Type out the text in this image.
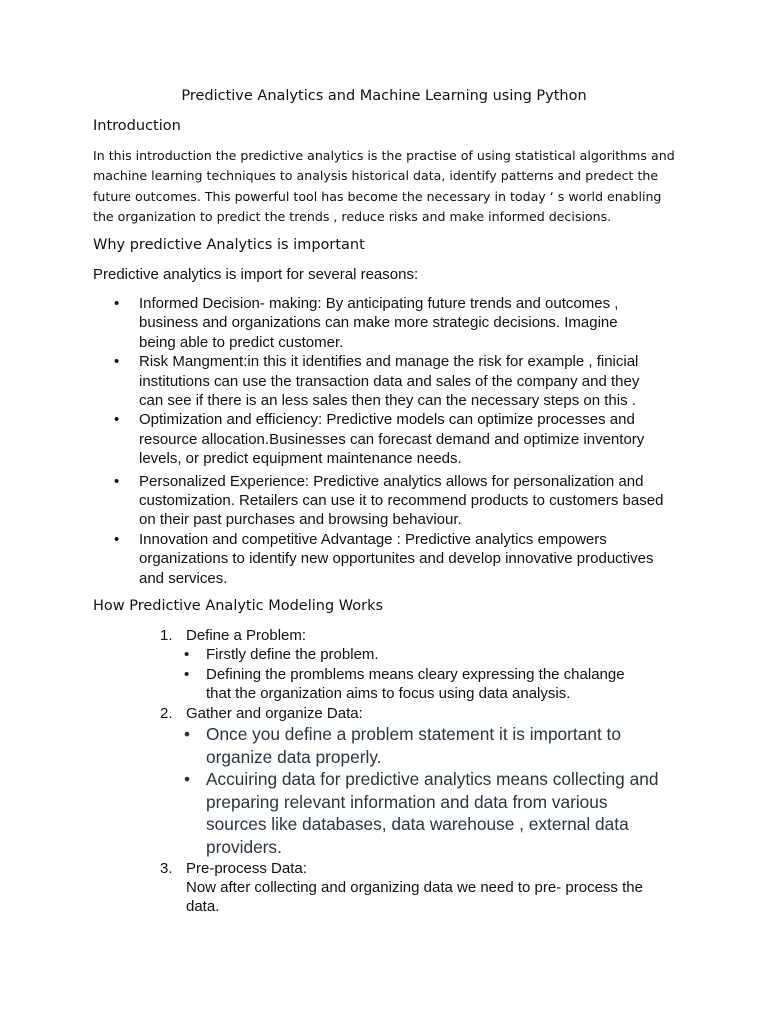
Predictive Analytics and Machine Learning using Python
Introduction

In this introduction the predictive analytics is the practise of using statistical algorithms and

machine learning techniques to analysis historical data, identify patterns and predect the

future outcomes. This powerful tool has become the necessary in today ‘ s world enabling

the organization to predict the trends , reduce risks and make informed decisions.

Why predictive Analytics is important
Predictive analytics is import for several reasons:
• Informed Decision- making: By anticipating future trends and outcomes , business and organizations can make more strategic decisions. Imagine being able to predict customer.
• Risk Mangment:in this it identifies and manage the risk for example , finicial institutions can use the transaction data and sales of the company and they can see if there is an less sales then they can the necessary steps on this .
• Optimization and efficiency: Predictive models can optimize processes and resource allocation.Businesses can forecast demand and optimize inventory levels, or predict equipment maintenance needs.
• Personalized Experience: Predictive analytics allows for personalization and customization. Retailers can use it to recommend products to customers based on their past purchases and browsing behaviour.
• Innovation and competitive Advantage : Predictive analytics empowers organizations to identify new opportunites and develop innovative productives and services.
How Predictive Analytic Modeling Works
1. Define a Problem:
• Firstly define the problem.
• Defining the promblems means cleary expressing the chalange that the organization aims to focus using data analysis.
2. Gather and organize Data:
• Once you define a problem statement it is important to organize data properly.
• Accuiring data for predictive analytics means collecting and preparing relevant information and data from various sources like databases, data warehouse , external data providers.
3. Pre-process Data:
Now after collecting and organizing data we need to pre- process the data.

Required work:
Filter the data for the string "outcomes" and copy every line that has it.

Written answer:
future outcomes. This powerful tool has become the necessary in today ‘ s world enabling
• Informed Decision- making: By anticipating future trends and outcomes , business and organizations can make more strategic decisions. Imagine being able to predict customer.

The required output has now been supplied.